··· MATERIAL FOR THE TASK ···
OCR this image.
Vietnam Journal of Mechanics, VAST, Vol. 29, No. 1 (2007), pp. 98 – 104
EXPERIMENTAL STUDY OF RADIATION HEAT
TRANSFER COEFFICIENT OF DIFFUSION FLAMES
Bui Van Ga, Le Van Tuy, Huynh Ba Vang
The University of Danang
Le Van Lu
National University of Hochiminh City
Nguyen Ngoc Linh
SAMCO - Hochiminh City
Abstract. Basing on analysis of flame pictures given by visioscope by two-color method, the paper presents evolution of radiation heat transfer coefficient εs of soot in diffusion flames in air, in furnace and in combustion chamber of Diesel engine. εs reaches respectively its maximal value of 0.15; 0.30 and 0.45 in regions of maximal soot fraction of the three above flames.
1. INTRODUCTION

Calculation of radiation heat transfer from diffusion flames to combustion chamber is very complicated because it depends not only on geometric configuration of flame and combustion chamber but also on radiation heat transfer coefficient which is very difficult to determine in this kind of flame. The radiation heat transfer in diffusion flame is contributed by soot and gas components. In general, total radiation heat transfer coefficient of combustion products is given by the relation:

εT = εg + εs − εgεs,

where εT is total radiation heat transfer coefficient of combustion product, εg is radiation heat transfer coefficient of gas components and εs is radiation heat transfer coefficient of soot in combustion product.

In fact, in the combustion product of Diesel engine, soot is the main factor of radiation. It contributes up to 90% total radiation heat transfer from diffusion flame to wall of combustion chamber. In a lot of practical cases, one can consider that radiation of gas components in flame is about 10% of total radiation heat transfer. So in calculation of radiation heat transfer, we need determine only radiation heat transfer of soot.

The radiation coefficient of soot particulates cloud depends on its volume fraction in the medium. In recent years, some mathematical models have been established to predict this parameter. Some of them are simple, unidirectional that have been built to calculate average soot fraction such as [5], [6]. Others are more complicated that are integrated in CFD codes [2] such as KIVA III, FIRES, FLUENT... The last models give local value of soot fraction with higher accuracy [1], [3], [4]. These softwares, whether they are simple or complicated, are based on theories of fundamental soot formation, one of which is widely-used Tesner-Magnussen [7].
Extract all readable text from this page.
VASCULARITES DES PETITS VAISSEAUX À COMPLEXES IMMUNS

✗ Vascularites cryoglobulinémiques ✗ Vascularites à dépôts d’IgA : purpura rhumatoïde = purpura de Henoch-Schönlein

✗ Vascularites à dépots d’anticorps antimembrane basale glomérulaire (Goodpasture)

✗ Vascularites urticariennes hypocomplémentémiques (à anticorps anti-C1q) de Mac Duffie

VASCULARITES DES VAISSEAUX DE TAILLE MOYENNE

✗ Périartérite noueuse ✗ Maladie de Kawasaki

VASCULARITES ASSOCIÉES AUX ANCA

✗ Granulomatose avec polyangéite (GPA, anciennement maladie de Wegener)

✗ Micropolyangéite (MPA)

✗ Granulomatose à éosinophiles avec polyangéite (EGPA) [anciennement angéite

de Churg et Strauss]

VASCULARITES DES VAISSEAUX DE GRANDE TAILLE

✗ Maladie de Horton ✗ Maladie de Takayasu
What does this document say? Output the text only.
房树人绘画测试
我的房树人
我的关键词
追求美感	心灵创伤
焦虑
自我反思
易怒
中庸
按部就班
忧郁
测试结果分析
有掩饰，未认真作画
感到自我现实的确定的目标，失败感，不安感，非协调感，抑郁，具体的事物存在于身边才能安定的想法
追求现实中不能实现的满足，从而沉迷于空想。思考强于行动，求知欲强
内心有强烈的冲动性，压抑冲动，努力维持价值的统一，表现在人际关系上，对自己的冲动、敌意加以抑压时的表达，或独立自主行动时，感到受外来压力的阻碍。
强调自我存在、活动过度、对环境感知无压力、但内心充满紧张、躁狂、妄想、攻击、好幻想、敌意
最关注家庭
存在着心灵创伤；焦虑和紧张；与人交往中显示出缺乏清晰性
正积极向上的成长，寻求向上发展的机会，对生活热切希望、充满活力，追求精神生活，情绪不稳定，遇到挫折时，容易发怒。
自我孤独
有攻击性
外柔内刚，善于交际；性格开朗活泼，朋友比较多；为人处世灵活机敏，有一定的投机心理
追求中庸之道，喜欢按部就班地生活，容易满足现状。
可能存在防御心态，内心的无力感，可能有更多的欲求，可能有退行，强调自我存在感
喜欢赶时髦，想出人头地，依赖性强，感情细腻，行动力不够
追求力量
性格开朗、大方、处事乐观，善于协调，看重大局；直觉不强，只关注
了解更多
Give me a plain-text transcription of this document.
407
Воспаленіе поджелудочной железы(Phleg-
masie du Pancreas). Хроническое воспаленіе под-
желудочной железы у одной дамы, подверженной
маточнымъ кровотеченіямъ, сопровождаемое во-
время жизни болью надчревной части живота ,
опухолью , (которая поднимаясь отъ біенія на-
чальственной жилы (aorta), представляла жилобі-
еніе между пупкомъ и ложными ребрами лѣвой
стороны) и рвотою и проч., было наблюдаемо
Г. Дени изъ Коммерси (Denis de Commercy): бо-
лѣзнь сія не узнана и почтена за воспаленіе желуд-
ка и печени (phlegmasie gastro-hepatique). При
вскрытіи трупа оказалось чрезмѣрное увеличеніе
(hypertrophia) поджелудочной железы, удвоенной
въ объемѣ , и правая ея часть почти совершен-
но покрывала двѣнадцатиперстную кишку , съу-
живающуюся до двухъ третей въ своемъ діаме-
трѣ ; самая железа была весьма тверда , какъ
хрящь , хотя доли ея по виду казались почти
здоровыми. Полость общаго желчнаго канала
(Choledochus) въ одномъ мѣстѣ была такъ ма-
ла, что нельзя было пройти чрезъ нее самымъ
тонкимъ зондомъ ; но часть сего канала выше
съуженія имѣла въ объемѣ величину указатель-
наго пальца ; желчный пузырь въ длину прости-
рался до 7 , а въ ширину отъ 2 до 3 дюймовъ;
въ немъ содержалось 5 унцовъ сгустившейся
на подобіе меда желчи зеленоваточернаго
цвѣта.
···
[AIM OF THE EXERCISE] Print again each line of the listing above, exactly as it appears.

[COMPLETE ANSWER]
OCR this image.
Vietnam Journal of Mechanics, VAST, Vol. 29, No. 1 (2007), pp. 98 – 104
EXPERIMENTAL STUDY OF RADIATION HEAT
TRANSFER COEFFICIENT OF DIFFUSION FLAMES
Bui Van Ga, Le Van Tuy, Huynh Ba Vang
The University of Danang
Le Van Lu
National University of Hochiminh City
Nguyen Ngoc Linh
SAMCO - Hochiminh City
Abstract. Basing on analysis of flame pictures given by visioscope by two-color method, the paper presents evolution of radiation heat transfer coefficient εs of soot in diffusion flames in air, in furnace and in combustion chamber of Diesel engine. εs reaches respectively its maximal value of 0.15; 0.30 and 0.45 in regions of maximal soot fraction of the three above flames.
1. INTRODUCTION

Calculation of radiation heat transfer from diffusion flames to combustion chamber is very complicated because it depends not only on geometric configuration of flame and combustion chamber but also on radiation heat transfer coefficient which is very difficult to determine in this kind of flame. The radiation heat transfer in diffusion flame is contributed by soot and gas components. In general, total radiation heat transfer coefficient of combustion products is given by the relation:

εT = εg + εs − εgεs,

where εT is total radiation heat transfer coefficient of combustion product, εg is radiation heat transfer coefficient of gas components and εs is radiation heat transfer coefficient of soot in combustion product.

In fact, in the combustion product of Diesel engine, soot is the main factor of radiation. It contributes up to 90% total radiation heat transfer from diffusion flame to wall of combustion chamber. In a lot of practical cases, one can consider that radiation of gas components in flame is about 10% of total radiation heat transfer. So in calculation of radiation heat transfer, we need determine only radiation heat transfer of soot.

The radiation coefficient of soot particulates cloud depends on its volume fraction in the medium. In recent years, some mathematical models have been established to predict this parameter. Some of them are simple, unidirectional that have been built to calculate average soot fraction such as [5], [6]. Others are more complicated that are integrated in CFD codes [2] such as KIVA III, FIRES, FLUENT... The last models give local value of soot fraction with higher accuracy [1], [3], [4]. These softwares, whether they are simple or complicated, are based on theories of fundamental soot formation, one of which is widely-used Tesner-Magnussen [7].
Extract all readable text from this page.
VASCULARITES DES PETITS VAISSEAUX À COMPLEXES IMMUNS

✗ Vascularites cryoglobulinémiques ✗ Vascularites à dépôts d’IgA : purpura rhumatoïde = purpura de Henoch-Schönlein

✗ Vascularites à dépots d’anticorps antimembrane basale glomérulaire (Goodpasture)

✗ Vascularites urticariennes hypocomplémentémiques (à anticorps anti-C1q) de Mac Duffie

VASCULARITES DES VAISSEAUX DE TAILLE MOYENNE

✗ Périartérite noueuse ✗ Maladie de Kawasaki

VASCULARITES ASSOCIÉES AUX ANCA

✗ Granulomatose avec polyangéite (GPA, anciennement maladie de Wegener)

✗ Micropolyangéite (MPA)

✗ Granulomatose à éosinophiles avec polyangéite (EGPA) [anciennement angéite

de Churg et Strauss]

VASCULARITES DES VAISSEAUX DE GRANDE TAILLE

✗ Maladie de Horton ✗ Maladie de Takayasu
What does this document say? Output the text only.
房树人绘画测试
我的房树人
我的关键词
追求美感	心灵创伤
焦虑
自我反思
易怒
中庸
按部就班
忧郁
测试结果分析
有掩饰，未认真作画
感到自我现实的确定的目标，失败感，不安感，非协调感，抑郁，具体的事物存在于身边才能安定的想法
追求现实中不能实现的满足，从而沉迷于空想。思考强于行动，求知欲强
内心有强烈的冲动性，压抑冲动，努力维持价值的统一，表现在人际关系上，对自己的冲动、敌意加以抑压时的表达，或独立自主行动时，感到受外来压力的阻碍。
强调自我存在、活动过度、对环境感知无压力、但内心充满紧张、躁狂、妄想、攻击、好幻想、敌意
最关注家庭
存在着心灵创伤；焦虑和紧张；与人交往中显示出缺乏清晰性
正积极向上的成长，寻求向上发展的机会，对生活热切希望、充满活力，追求精神生活，情绪不稳定，遇到挫折时，容易发怒。
自我孤独
有攻击性
外柔内刚，善于交际；性格开朗活泼，朋友比较多；为人处世灵活机敏，有一定的投机心理
追求中庸之道，喜欢按部就班地生活，容易满足现状。
可能存在防御心态，内心的无力感，可能有更多的欲求，可能有退行，强调自我存在感
喜欢赶时髦，想出人头地，依赖性强，感情细腻，行动力不够
追求力量
性格开朗、大方、处事乐观，善于协调，看重大局；直觉不强，只关注
了解更多
Give me a plain-text transcription of this document.
407
Воспаленіе поджелудочной железы(Phleg-
masie du Pancreas). Хроническое воспаленіе под-
желудочной железы у одной дамы, подверженной
маточнымъ кровотеченіямъ, сопровождаемое во-
время жизни болью надчревной части живота ,
опухолью , (которая поднимаясь отъ біенія на-
чальственной жилы (aorta), представляла жилобі-
еніе между пупкомъ и ложными ребрами лѣвой
стороны) и рвотою и проч., было наблюдаемо
Г. Дени изъ Коммерси (Denis de Commercy): бо-
лѣзнь сія не узнана и почтена за воспаленіе желуд-
ка и печени (phlegmasie gastro-hepatique). При
вскрытіи трупа оказалось чрезмѣрное увеличеніе
(hypertrophia) поджелудочной железы, удвоенной
въ объемѣ , и правая ея часть почти совершен-
но покрывала двѣнадцатиперстную кишку , съу-
живающуюся до двухъ третей въ своемъ діаме-
трѣ ; самая железа была весьма тверда , какъ
хрящь , хотя доли ея по виду казались почти
здоровыми. Полость общаго желчнаго канала
(Choledochus) въ одномъ мѣстѣ была такъ ма-
ла, что нельзя было пройти чрезъ нее самымъ
тонкимъ зондомъ ; но часть сего канала выше
съуженія имѣла въ объемѣ величину указатель-
наго пальца ; желчный пузырь въ длину прости-
рался до 7 , а въ ширину отъ 2 до 3 дюймовъ;
въ немъ содержалось 5 унцовъ сгустившейся
на подобіе меда желчи зеленоваточернаго
цвѣта.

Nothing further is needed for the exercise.